All of the data should be output character for character, except the pictures.

========================

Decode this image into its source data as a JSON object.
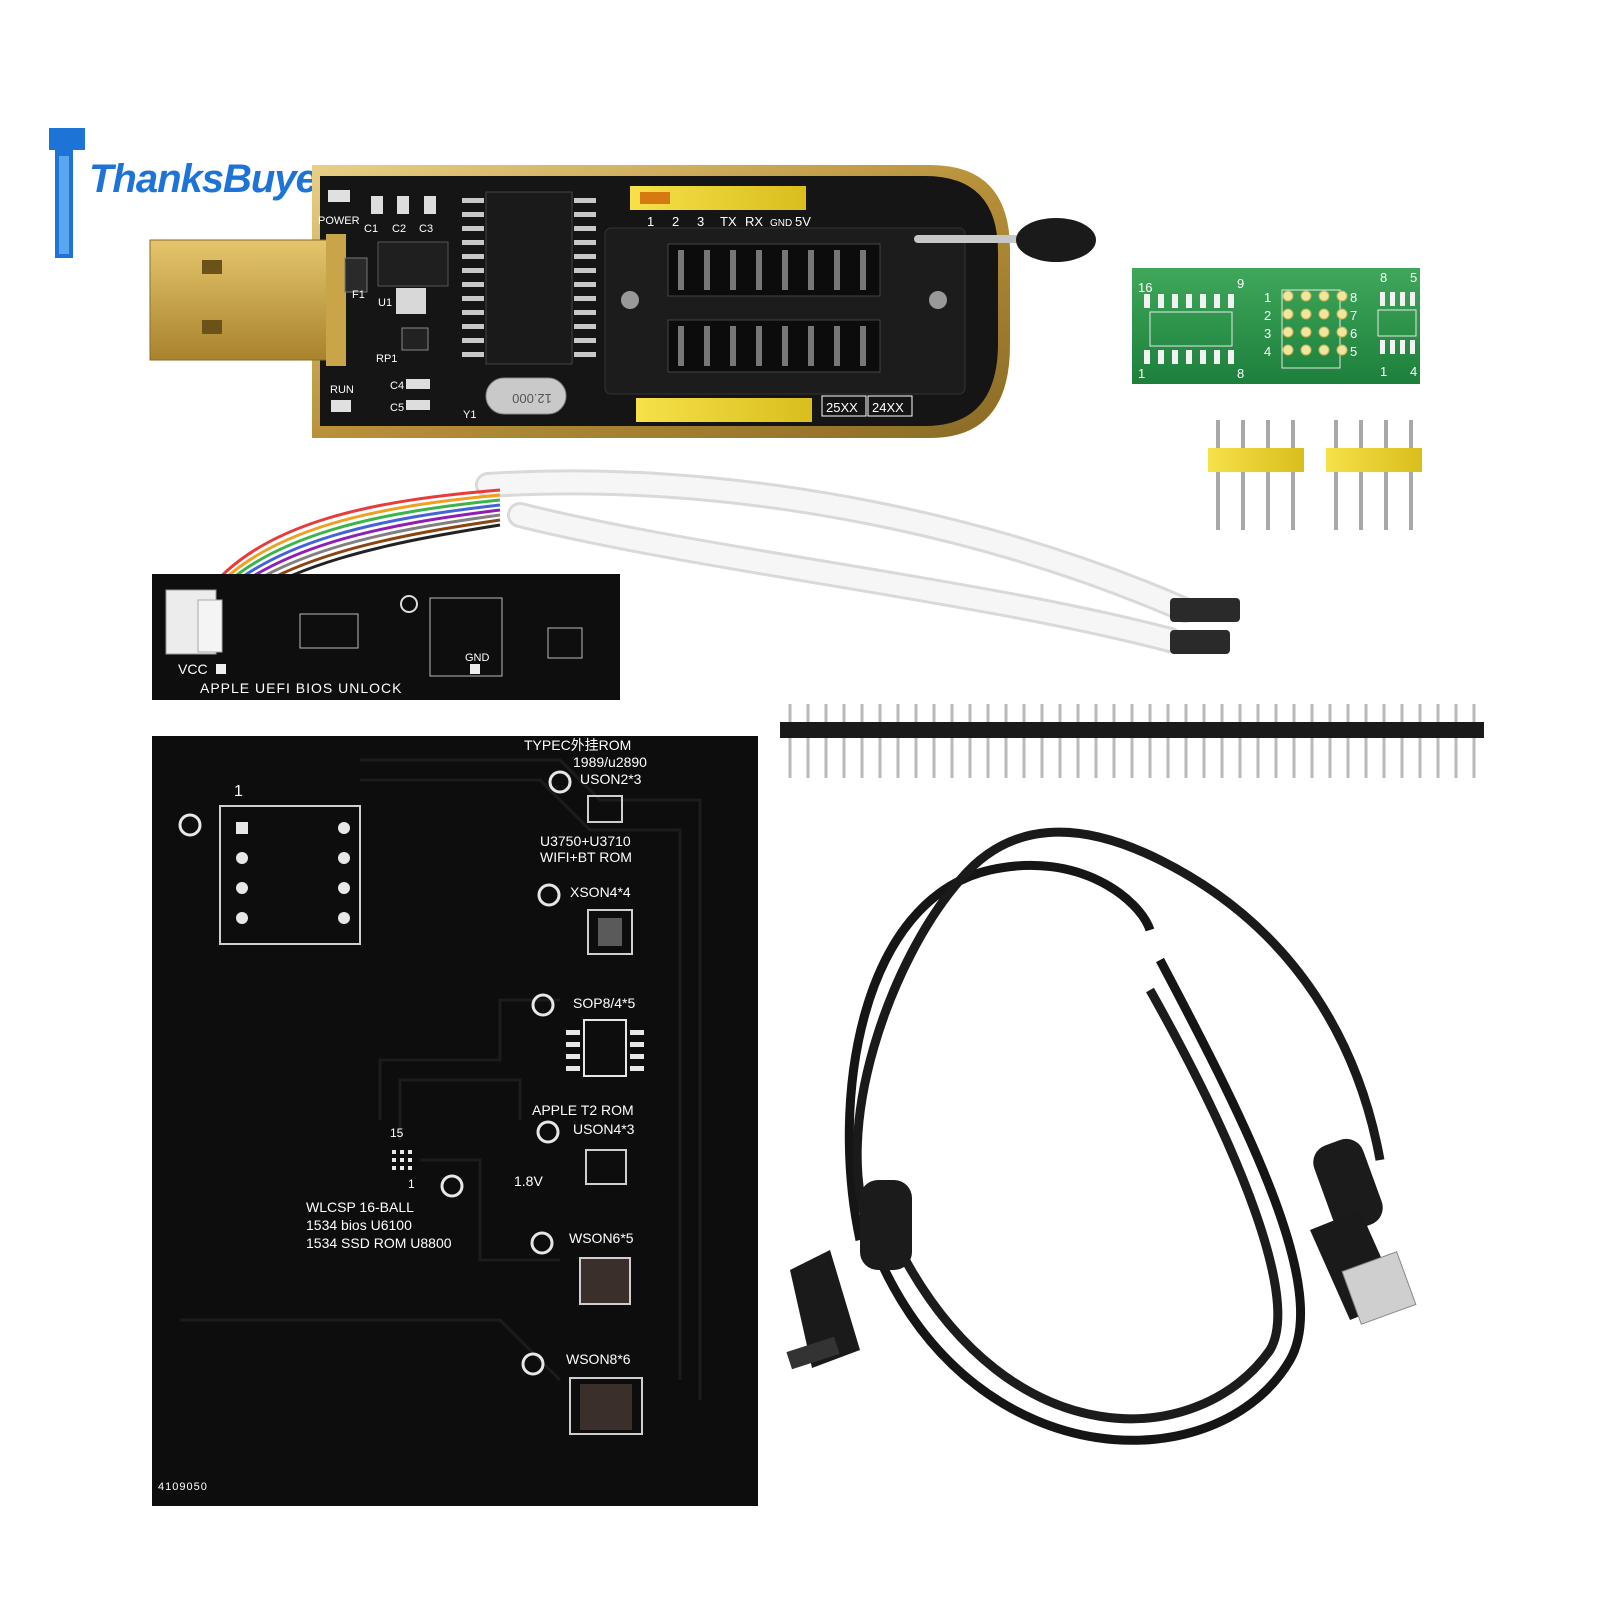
{
  "brand": {
    "logo_text": "ThanksBuyer",
    "accent": "#1e73d6"
  },
  "programmer": {
    "labels": {
      "power": "POWER",
      "c1": "C1",
      "c2": "C2",
      "c3": "C3",
      "u1": "U1",
      "f1": "F1",
      "rp1": "RP1",
      "run": "RUN",
      "c4": "C4",
      "c5": "C5",
      "y1": "Y1",
      "crystal": "12.000"
    },
    "header_pins": [
      "1",
      "2",
      "3",
      "TX",
      "RX",
      "GND",
      "5V"
    ],
    "socket_labels": [
      "25XX",
      "24XX"
    ]
  },
  "adapter": {
    "top_numbers": [
      "16",
      "9",
      "8",
      "5"
    ],
    "left_numbers": [
      "1",
      "2",
      "3",
      "4"
    ],
    "right_numbers": [
      "8",
      "7",
      "6",
      "5"
    ],
    "bottom_numbers": [
      "1",
      "8",
      "1",
      "4"
    ]
  },
  "uefi_board": {
    "vcc": "VCC",
    "gnd": "GND",
    "title": "APPLE UEFI BIOS UNLOCK"
  },
  "black_board": {
    "pin1": "1",
    "typec_title": "TYPEC外挂ROM",
    "typec_sub": "1989/u2890",
    "uson2": "USON2*3",
    "wifi_line1": "U3750+U3710",
    "wifi_line2": "WIFI+BT ROM",
    "xson": "XSON4*4",
    "sop": "SOP8/4*5",
    "t2": "APPLE T2 ROM",
    "uson4": "USON4*3",
    "v18": "1.8V",
    "wlcsp1": "WLCSP 16-BALL",
    "wlcsp2": "1534 bios  U6100",
    "wlcsp3": "1534 SSD ROM U8800",
    "wson6": "WSON6*5",
    "wson8": "WSON8*6",
    "serial": "4109050",
    "wlcsp_mark": "15",
    "wlcsp_mark2": "1"
  }
}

========================

# [SOLUTION TO THIS PROBLEM]
Decode this image into its source data as a JSON object.
{
  "brand": {
    "logo_text": "ThanksBuyer",
    "accent": "#1e73d6"
  },
  "programmer": {
    "labels": {
      "power": "POWER",
      "c1": "C1",
      "c2": "C2",
      "c3": "C3",
      "u1": "U1",
      "f1": "F1",
      "rp1": "RP1",
      "run": "RUN",
      "c4": "C4",
      "c5": "C5",
      "y1": "Y1",
      "crystal": "12.000"
    },
    "header_pins": [
      "1",
      "2",
      "3",
      "TX",
      "RX",
      "GND",
      "5V"
    ],
    "socket_labels": [
      "25XX",
      "24XX"
    ]
  },
  "adapter": {
    "top_numbers": [
      "16",
      "9",
      "8",
      "5"
    ],
    "left_numbers": [
      "1",
      "2",
      "3",
      "4"
    ],
    "right_numbers": [
      "8",
      "7",
      "6",
      "5"
    ],
    "bottom_numbers": [
      "1",
      "8",
      "1",
      "4"
    ]
  },
  "uefi_board": {
    "vcc": "VCC",
    "gnd": "GND",
    "title": "APPLE UEFI BIOS UNLOCK"
  },
  "black_board": {
    "pin1": "1",
    "typec_title": "TYPEC外挂ROM",
    "typec_sub": "1989/u2890",
    "uson2": "USON2*3",
    "wifi_line1": "U3750+U3710",
    "wifi_line2": "WIFI+BT ROM",
    "xson": "XSON4*4",
    "sop": "SOP8/4*5",
    "t2": "APPLE T2 ROM",
    "uson4": "USON4*3",
    "v18": "1.8V",
    "wlcsp1": "WLCSP 16-BALL",
    "wlcsp2": "1534 bios  U6100",
    "wlcsp3": "1534 SSD ROM U8800",
    "wson6": "WSON6*5",
    "wson8": "WSON8*6",
    "serial": "4109050",
    "wlcsp_mark": "15",
    "wlcsp_mark2": "1"
  }
}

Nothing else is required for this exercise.